> Dataset rows:
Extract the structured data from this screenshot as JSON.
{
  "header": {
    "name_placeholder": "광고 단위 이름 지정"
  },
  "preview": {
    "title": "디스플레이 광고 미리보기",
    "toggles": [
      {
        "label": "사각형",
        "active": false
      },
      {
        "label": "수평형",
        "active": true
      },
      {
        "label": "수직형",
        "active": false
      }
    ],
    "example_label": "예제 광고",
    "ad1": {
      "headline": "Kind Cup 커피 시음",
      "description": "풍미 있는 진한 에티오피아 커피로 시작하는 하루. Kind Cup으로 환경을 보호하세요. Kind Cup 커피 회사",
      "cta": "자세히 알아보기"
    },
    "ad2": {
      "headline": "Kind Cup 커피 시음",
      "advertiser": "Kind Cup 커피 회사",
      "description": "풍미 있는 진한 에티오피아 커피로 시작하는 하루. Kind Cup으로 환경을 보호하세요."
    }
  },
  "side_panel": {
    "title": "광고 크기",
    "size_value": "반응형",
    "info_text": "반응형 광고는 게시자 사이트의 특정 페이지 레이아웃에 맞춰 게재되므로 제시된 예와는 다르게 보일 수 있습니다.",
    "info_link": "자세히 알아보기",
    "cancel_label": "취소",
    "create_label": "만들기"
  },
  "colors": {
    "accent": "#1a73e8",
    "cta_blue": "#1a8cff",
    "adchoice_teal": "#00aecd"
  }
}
==
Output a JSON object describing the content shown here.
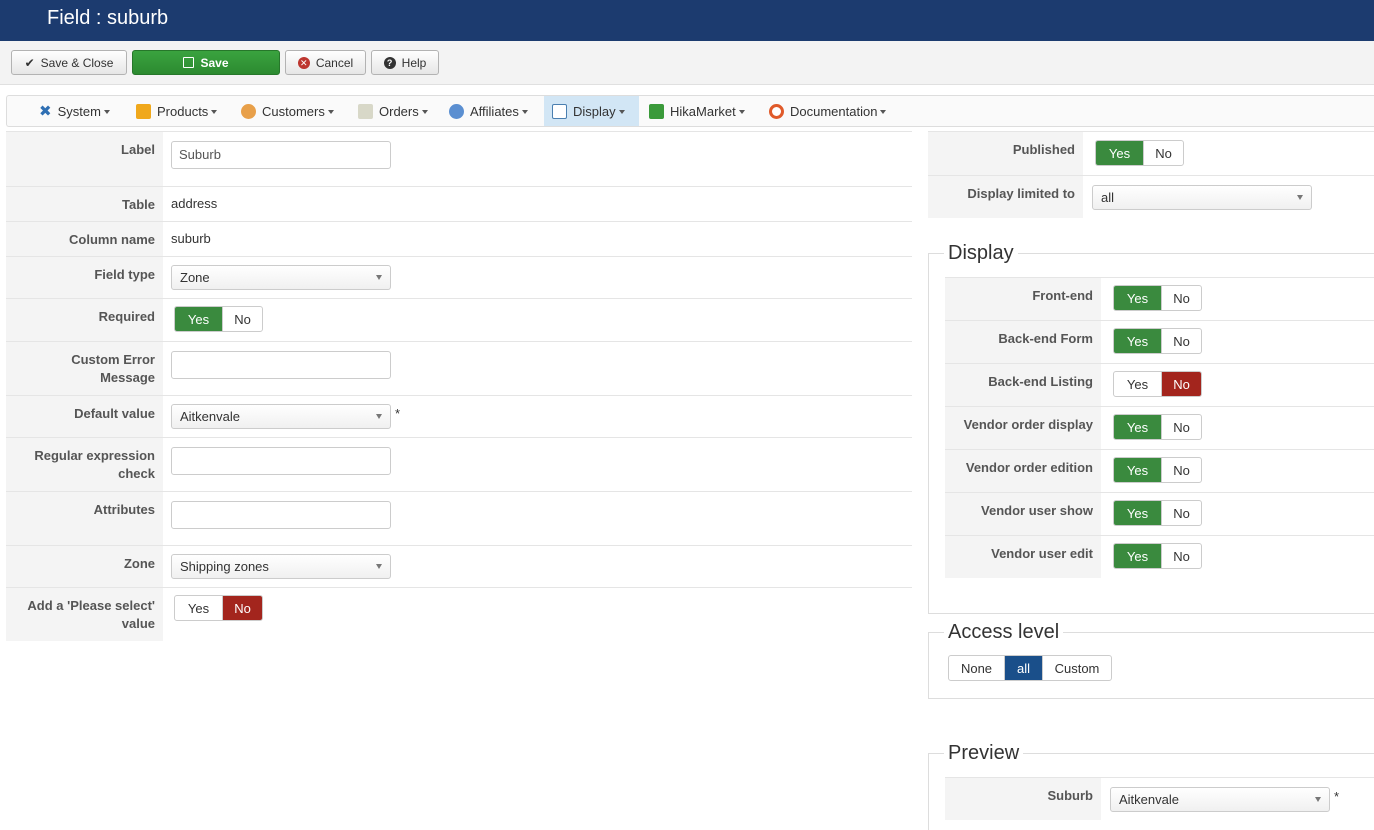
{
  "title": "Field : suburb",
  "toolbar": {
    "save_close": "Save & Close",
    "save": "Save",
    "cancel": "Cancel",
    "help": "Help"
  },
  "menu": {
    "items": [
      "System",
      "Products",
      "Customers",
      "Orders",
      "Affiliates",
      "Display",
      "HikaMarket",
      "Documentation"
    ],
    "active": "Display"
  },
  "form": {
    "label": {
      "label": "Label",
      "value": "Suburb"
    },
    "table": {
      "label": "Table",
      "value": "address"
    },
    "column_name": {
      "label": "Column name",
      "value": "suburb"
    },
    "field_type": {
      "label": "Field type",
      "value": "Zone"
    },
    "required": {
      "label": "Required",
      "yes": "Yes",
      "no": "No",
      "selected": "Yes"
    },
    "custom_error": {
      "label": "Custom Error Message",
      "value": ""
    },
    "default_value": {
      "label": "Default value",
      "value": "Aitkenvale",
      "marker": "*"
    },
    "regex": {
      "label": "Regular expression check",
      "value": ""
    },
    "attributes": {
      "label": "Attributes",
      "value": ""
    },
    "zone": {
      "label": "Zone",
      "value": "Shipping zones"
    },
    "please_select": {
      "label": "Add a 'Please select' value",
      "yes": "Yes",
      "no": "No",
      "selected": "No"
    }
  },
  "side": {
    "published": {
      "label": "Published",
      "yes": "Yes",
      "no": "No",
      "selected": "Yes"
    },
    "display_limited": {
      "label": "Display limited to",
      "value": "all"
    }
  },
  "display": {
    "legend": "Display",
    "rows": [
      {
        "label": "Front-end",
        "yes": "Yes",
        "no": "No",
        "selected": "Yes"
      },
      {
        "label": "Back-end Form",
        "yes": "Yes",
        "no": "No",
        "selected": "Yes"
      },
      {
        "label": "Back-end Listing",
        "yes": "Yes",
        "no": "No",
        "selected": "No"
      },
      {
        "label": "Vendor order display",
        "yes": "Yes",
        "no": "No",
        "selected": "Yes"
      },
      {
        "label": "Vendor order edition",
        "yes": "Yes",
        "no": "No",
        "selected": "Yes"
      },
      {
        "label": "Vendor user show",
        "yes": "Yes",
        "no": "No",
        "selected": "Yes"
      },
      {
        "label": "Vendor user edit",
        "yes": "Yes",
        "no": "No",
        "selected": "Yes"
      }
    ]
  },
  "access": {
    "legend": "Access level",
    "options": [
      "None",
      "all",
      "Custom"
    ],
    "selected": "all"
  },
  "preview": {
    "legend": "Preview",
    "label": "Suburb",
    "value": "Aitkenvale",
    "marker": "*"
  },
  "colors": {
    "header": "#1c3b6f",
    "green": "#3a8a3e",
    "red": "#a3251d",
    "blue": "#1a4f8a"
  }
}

> The problem: Using the listing above, gather each line that holds the string "Vendor" and copy it.

> Result:
        "label": "Vendor order display",
        "label": "Vendor order edition",
        "label": "Vendor user show",
        "label": "Vendor user edit",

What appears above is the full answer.